▶ CONSIGNES:
**A.** Relevez tous les pourcentages cités dans l'article sur le piratage en France.
**B.** Poursuivez l'article sur le piratage en France à partir de sa dernière phrase.

▶ TEXTE FOURNI:

Le piratage se développerait en France
Le piratage se développerait en France © Flickr / Kate Haskell

C'est le chiffre donné par un rapport de l'ALPA (proche des grands groupes du cinéma français), qui s'alarme de la hausse du nombre d'internautes qui regardent illégalement des séries ou films. Mais l'Hadopi, elle, relativise ces données.

Sur le papier, le rapport de l'Association de lutte contre la piraterie audiovisuelle (ALPA) est alarmant : 800.000 pirates de plus en 2013, pour un chiffre total de 13,2 millions, soit près d'un tiers des internautes français. La France serait donc de moins en moins respectueuse du droit d'auteur et ce, malgré l'évolution plutôt positive de l'offre légale au fil des mois.

Sauf que l'Hadopi, la haute autorité de contrôle de la diffusion des oeuvres, se montre beaucoup plus circonspecte sur ces chiffres, tout en les comparant avec les siens. Oui, 28,7 % des internautes, c'est beaucoup... Mais c'est une variation très faible par rapport aux années précédentes (28,3 % en 2012, 28,4 % en 2013). Bref, le piratage augmente, mais il ne fait que suivre mécaniquement le nombre d'internautes (2,7 millions d'utilisateurs supplémentaires en 2013).

▶ LES DONNÉES:
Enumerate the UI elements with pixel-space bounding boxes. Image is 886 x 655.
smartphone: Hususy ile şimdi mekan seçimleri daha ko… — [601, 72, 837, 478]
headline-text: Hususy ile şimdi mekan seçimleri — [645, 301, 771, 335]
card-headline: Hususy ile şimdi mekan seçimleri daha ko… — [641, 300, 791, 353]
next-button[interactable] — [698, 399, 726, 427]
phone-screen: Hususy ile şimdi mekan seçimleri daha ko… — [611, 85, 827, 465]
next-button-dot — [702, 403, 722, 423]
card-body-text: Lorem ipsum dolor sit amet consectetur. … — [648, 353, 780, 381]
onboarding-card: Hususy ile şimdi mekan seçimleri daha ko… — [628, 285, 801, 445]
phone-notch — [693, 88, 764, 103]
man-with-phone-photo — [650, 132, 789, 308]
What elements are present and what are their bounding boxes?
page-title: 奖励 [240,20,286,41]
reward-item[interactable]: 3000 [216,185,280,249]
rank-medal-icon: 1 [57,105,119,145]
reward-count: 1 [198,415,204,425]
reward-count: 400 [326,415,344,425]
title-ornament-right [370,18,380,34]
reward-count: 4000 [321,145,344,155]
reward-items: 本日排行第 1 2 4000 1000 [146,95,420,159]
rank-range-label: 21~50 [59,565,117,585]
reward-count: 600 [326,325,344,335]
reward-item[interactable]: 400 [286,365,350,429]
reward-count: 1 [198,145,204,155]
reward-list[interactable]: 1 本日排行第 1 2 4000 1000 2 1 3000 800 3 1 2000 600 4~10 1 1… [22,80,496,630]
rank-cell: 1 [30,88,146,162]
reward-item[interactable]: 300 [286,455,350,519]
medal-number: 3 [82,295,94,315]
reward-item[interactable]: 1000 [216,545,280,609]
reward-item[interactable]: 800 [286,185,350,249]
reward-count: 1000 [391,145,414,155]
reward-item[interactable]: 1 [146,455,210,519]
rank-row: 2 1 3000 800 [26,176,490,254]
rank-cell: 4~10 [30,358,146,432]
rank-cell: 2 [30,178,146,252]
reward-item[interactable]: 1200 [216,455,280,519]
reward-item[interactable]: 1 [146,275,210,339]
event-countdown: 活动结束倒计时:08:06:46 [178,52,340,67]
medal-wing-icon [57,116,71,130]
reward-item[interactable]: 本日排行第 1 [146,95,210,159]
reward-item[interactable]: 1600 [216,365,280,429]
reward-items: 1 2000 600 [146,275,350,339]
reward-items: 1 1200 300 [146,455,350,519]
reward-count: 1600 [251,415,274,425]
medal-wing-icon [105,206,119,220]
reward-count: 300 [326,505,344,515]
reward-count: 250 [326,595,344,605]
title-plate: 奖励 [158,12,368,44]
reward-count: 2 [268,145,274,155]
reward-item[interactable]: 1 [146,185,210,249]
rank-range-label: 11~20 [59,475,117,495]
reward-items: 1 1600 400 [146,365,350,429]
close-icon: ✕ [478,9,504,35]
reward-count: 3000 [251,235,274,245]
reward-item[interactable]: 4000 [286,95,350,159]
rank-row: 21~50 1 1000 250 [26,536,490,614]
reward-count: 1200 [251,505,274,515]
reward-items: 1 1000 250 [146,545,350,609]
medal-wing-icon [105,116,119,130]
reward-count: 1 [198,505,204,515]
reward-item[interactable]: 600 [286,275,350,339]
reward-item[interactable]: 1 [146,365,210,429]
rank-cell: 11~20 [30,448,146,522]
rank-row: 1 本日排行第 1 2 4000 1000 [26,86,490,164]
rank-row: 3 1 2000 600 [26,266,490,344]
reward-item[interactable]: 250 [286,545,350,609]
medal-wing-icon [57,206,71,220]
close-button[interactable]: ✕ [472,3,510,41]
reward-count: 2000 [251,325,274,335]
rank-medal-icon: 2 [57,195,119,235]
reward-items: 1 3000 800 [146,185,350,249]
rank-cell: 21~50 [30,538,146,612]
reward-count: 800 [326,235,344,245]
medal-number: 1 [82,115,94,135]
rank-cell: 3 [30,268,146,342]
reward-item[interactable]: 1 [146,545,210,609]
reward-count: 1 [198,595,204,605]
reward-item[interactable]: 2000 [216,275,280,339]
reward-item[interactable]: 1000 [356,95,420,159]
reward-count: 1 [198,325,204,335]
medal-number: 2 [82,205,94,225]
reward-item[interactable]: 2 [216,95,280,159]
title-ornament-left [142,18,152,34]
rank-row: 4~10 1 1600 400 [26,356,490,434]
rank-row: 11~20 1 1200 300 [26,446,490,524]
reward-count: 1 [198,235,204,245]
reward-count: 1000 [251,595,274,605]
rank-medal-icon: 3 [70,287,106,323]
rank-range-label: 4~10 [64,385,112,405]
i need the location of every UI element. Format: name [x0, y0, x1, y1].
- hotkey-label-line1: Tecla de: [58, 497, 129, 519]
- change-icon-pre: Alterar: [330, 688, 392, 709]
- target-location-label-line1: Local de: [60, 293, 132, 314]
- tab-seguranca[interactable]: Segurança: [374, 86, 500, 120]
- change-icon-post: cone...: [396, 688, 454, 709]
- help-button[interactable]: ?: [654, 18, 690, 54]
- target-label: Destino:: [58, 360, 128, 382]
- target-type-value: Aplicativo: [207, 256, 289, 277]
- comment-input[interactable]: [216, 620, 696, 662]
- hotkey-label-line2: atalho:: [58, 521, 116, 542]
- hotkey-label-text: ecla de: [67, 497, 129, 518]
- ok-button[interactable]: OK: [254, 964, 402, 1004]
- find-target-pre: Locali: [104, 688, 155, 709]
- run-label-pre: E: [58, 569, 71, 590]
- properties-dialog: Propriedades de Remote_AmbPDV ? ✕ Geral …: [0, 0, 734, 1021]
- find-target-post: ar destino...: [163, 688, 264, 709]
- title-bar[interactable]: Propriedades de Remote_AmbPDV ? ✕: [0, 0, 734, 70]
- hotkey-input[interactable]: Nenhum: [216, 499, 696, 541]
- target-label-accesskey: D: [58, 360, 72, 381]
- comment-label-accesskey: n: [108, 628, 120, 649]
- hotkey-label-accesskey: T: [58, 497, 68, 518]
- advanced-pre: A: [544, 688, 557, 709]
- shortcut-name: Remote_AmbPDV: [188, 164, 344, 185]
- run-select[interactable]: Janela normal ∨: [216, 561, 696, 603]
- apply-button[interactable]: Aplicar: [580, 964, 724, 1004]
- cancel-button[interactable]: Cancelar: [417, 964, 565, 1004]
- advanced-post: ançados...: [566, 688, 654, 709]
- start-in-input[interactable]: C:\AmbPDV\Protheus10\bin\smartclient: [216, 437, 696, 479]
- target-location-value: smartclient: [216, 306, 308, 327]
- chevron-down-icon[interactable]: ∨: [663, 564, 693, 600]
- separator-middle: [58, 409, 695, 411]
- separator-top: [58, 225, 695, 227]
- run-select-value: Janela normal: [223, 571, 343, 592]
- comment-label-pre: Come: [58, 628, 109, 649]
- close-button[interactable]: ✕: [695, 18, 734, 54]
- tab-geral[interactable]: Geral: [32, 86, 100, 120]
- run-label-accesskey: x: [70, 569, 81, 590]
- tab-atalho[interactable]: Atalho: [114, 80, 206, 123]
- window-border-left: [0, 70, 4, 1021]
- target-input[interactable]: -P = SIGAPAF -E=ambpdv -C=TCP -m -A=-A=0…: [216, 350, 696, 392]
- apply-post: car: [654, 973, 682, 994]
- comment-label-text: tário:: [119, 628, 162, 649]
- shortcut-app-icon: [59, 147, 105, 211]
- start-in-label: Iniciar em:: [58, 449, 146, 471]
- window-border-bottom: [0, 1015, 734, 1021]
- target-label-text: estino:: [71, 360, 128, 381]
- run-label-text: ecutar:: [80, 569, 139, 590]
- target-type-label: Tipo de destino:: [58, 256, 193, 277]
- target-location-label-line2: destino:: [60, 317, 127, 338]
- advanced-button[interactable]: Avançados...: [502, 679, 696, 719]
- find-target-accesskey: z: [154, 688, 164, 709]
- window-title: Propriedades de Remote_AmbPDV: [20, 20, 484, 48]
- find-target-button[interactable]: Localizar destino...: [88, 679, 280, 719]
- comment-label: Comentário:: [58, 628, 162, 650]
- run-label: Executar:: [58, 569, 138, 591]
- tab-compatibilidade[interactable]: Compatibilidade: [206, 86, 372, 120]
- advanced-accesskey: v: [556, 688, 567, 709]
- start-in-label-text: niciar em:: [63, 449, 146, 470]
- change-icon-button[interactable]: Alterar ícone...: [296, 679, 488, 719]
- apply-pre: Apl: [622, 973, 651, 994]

▶ RÉPONSES ATTENDUES:
**A.**
- 28,7 %
- 28,3 %
- 28,4 %

**B.**
Une adaptation laborieuse

Eric Walter, secrétaire général de l'Hadopi, reconnait toutefois que, hausse ou pas, la situation est encore difficile pour le cinéma et la télévision, qui peinent encore à s'adapter à l'ère Internet.

En matière de téléchargement illicite audiovisuel, il faut se garder de tout alarmisme mais, contrairement à la musique, le problème n'est pas encore derrière nous.

Il faut dire aussi que l'ALPA est financée par le ministère de la Culture mais aussi par plusieurs grands groupes audiovisuels français. Elle est même dirigée par Nicolas Seydoux, le patron de Gaumont.

Reste que le problème du téléchargement illégal est bien là, et qu'il nécessite une adaptation pour l'instant plutôt laborieuse. Les offres illimitées par abonnement se développent petit à petit, à l'image de ce qui s'est produit dans le domaine de la musique. Elles devraient encore évoluer, avec des tarifs à la baisse, avec l'arrivée à l'automne de l'américain Netflix.